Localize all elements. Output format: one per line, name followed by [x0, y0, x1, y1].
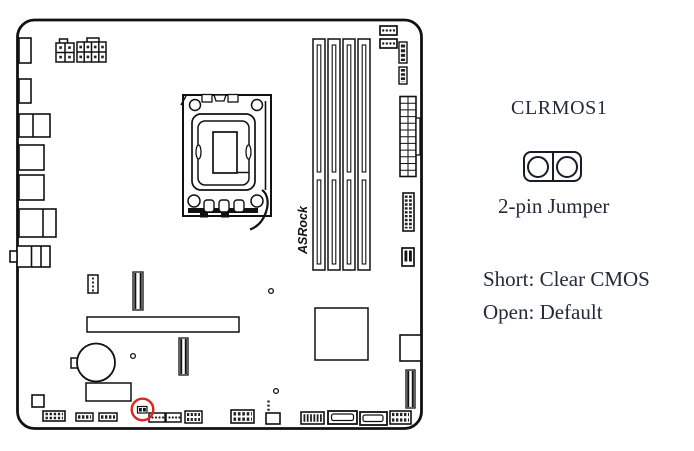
usb3-header-bottom	[301, 412, 324, 424]
sata-port	[328, 411, 357, 424]
two-pin-connector-right	[402, 248, 414, 266]
m2-mount-rect	[86, 383, 131, 401]
pin-circle-icon	[527, 156, 549, 178]
sata-port	[360, 412, 387, 425]
chipset	[315, 308, 368, 360]
edge-connector	[400, 335, 421, 361]
fan-header-mid	[88, 275, 98, 293]
instruction-short: Short: Clear CMOS	[483, 267, 650, 292]
panel-header	[390, 411, 411, 424]
chip-square	[32, 395, 44, 407]
usb3-header-right	[403, 193, 414, 231]
usb-header	[231, 410, 254, 423]
jumper-name-label: CLRMOS1	[511, 97, 607, 120]
connector-box	[266, 413, 280, 424]
cpu-socket	[181, 95, 271, 230]
usb-header	[185, 411, 202, 423]
header	[99, 413, 117, 421]
motherboard-diagram: ASRock	[0, 0, 460, 451]
instruction-open: Open: Default	[483, 300, 603, 325]
pin-circle-icon	[556, 156, 578, 178]
jumper-pin-2	[554, 153, 581, 180]
pcie-slot	[87, 317, 239, 332]
asrock-logo: ASRock	[296, 205, 310, 255]
header-with-pins	[166, 413, 181, 422]
audio-header	[43, 411, 65, 421]
jumper-pin-1	[525, 153, 554, 180]
dimm-slot	[358, 39, 370, 270]
clrmos1-jumper	[138, 407, 148, 414]
m2-slot	[406, 370, 415, 408]
dimm-slot	[328, 39, 340, 270]
dimm-slot	[343, 39, 355, 270]
manual-page: ASRock	[0, 0, 694, 451]
jumper-caption-label: 2-pin Jumper	[498, 194, 609, 219]
dimm-slot	[313, 39, 325, 270]
m2-slot	[179, 338, 188, 375]
cpu-power-connectors	[56, 38, 106, 62]
m2-slot	[133, 272, 143, 310]
header	[76, 413, 93, 421]
two-pin-jumper-icon	[523, 151, 582, 182]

--- --- ---

**Set exercise:** Turn every line of the rows above into a Markdown table with the columns "No." and "Line", numbering each line and skipping blank lines. Leave the pictures out of the table.

**Expected answer:**
| No. | Line |
|---|---|
| 1 | Localize all elements. Output format: one per line, name followed by [x0, y0, x1, y1]. |
| 2 | usb3-header-bottom	[301, 412, 324, 424] |
| 3 | sata-port	[328, 411, 357, 424] |
| 4 | two-pin-connector-right	[402, 248, 414, 266] |
| 5 | m2-mount-rect	[86, 383, 131, 401] |
| 6 | pin-circle-icon	[527, 156, 549, 178] |
| 7 | sata-port	[360, 412, 387, 425] |
| 8 | chipset	[315, 308, 368, 360] |
| 9 | edge-connector	[400, 335, 421, 361] |
| 10 | fan-header-mid	[88, 275, 98, 293] |
| 11 | instruction-short: Short: Clear CMOS	[483, 267, 650, 292] |
| 12 | panel-header	[390, 411, 411, 424] |
| 13 | chip-square	[32, 395, 44, 407] |
| 14 | usb3-header-right	[403, 193, 414, 231] |
| 15 | usb-header	[231, 410, 254, 423] |
| 16 | jumper-name-label: CLRMOS1	[511, 97, 607, 120] |
| 17 | connector-box	[266, 413, 280, 424] |
| 18 | cpu-socket	[181, 95, 271, 230] |
| 19 | usb-header	[185, 411, 202, 423] |
| 20 | header	[99, 413, 117, 421] |
| 21 | motherboard-diagram: ASRock	[0, 0, 460, 451] |
| 22 | instruction-open: Open: Default	[483, 300, 603, 325] |
| 23 | pin-circle-icon	[556, 156, 578, 178] |
| 24 | jumper-pin-2	[554, 153, 581, 180] |
| 25 | pcie-slot	[87, 317, 239, 332] |
| 26 | asrock-logo: ASRock	[296, 205, 310, 255] |
| 27 | header-with-pins	[166, 413, 181, 422] |
| 28 | audio-header	[43, 411, 65, 421] |
| 29 | jumper-pin-1	[525, 153, 554, 180] |
| 30 | dimm-slot	[358, 39, 370, 270] |
| 31 | clrmos1-jumper	[138, 407, 148, 414] |
| 32 | m2-slot	[406, 370, 415, 408] |
| 33 | dimm-slot	[328, 39, 340, 270] |
| 34 | dimm-slot	[343, 39, 355, 270] |
| 35 | manual-page: ASRock	[0, 0, 694, 451] |
| 36 | jumper-caption-label: 2-pin Jumper	[498, 194, 609, 219] |
| 37 | dimm-slot	[313, 39, 325, 270] |
| 38 | m2-slot	[179, 338, 188, 375] |
| 39 | cpu-power-connectors	[56, 38, 106, 62] |
| 40 | m2-slot	[133, 272, 143, 310] |
| 41 | header	[76, 413, 93, 421] |
| 42 | two-pin-jumper-icon	[523, 151, 582, 182] |